- Data to use
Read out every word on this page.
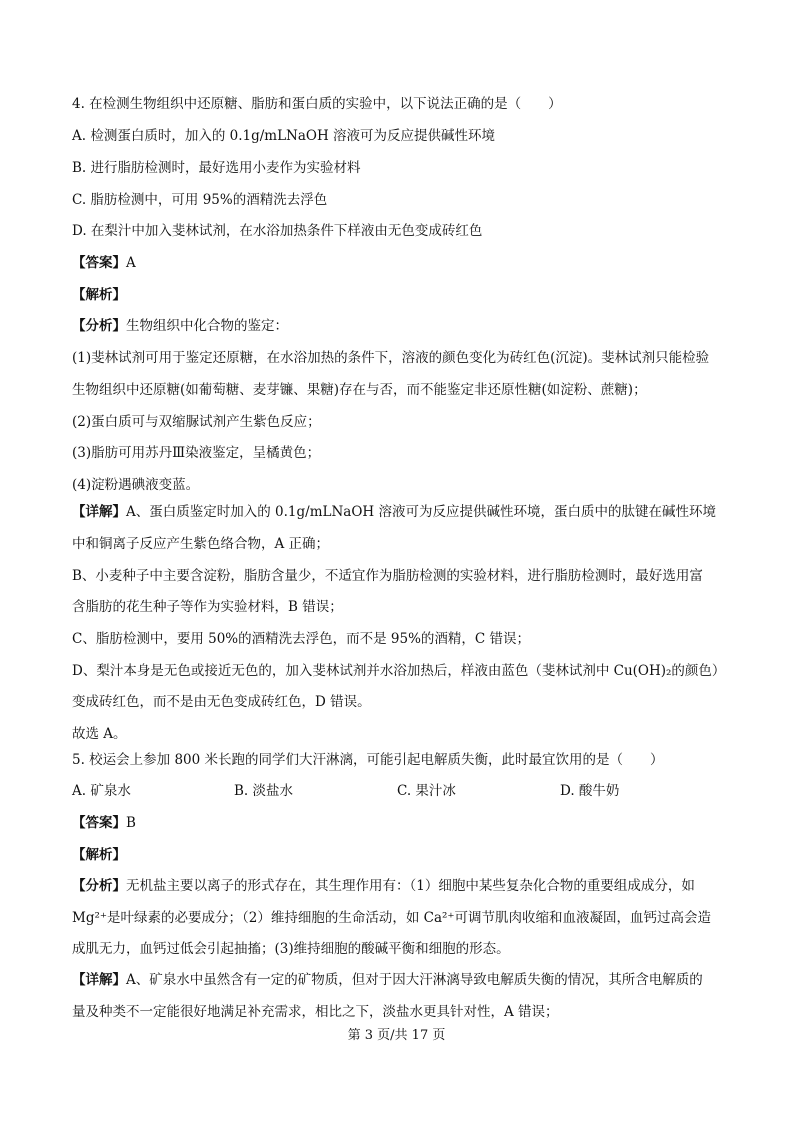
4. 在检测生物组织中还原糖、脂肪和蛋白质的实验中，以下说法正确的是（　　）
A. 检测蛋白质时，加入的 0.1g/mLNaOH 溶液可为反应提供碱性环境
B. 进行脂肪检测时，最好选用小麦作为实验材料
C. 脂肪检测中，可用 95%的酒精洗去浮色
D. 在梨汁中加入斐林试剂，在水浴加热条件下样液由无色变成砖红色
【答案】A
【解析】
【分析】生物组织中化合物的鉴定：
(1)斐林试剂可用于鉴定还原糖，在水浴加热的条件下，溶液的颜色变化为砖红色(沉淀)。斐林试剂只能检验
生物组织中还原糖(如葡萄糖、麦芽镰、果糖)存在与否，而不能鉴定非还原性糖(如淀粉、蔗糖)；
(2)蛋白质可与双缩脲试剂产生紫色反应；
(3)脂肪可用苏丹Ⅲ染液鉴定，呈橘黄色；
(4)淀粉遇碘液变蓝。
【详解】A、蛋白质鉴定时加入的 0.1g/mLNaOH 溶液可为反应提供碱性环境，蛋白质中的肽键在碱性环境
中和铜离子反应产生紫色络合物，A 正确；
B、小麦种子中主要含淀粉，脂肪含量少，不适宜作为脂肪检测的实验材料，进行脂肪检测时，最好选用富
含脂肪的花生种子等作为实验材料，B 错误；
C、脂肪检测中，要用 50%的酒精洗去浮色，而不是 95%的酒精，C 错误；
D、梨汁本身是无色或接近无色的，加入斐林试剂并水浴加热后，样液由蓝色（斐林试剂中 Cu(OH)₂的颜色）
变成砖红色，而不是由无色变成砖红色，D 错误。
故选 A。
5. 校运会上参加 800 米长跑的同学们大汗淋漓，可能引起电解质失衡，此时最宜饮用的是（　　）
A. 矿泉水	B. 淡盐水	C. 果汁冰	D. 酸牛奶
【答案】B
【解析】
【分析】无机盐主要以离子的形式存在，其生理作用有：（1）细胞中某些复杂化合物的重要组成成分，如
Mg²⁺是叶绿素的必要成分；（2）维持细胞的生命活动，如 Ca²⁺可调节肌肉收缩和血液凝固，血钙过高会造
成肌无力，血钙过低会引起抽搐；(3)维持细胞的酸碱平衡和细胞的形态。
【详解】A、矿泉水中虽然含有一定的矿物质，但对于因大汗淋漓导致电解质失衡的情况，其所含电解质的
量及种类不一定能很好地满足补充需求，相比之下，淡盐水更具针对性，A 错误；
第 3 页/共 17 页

--

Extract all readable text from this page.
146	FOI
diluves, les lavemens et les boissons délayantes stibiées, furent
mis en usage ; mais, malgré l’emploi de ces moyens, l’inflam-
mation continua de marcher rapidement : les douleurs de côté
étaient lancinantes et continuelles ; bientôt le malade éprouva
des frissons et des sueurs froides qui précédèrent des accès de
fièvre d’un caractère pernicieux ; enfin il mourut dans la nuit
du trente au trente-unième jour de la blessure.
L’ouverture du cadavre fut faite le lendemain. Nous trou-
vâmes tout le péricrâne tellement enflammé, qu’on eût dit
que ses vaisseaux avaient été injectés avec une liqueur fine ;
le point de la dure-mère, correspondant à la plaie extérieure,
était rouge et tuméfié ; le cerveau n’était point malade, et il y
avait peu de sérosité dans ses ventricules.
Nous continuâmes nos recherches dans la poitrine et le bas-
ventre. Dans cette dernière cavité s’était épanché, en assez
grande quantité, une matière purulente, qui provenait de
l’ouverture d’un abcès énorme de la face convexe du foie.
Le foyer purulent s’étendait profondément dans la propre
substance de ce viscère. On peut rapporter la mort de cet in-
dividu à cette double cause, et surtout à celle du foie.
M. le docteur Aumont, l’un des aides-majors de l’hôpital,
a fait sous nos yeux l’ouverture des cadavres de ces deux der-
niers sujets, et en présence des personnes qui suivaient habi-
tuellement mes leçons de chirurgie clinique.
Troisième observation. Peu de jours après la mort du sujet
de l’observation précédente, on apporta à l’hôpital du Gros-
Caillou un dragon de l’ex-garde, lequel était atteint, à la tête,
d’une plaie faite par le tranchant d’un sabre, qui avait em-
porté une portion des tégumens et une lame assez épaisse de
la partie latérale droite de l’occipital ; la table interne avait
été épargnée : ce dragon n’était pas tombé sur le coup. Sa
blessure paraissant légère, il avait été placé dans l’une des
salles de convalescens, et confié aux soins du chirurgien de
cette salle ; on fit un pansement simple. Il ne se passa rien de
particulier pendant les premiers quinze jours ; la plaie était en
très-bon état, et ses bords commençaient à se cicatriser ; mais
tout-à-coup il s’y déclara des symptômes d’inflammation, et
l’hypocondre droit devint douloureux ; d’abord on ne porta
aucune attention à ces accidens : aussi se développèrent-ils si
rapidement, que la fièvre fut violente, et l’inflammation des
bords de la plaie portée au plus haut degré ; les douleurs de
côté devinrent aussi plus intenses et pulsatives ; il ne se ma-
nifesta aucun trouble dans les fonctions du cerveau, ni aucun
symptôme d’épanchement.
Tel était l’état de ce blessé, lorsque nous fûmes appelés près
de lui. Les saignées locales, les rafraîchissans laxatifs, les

- Prompt
Using the listing above, state the number of lines that hold "rapidement", with no other text.

- Correct response
2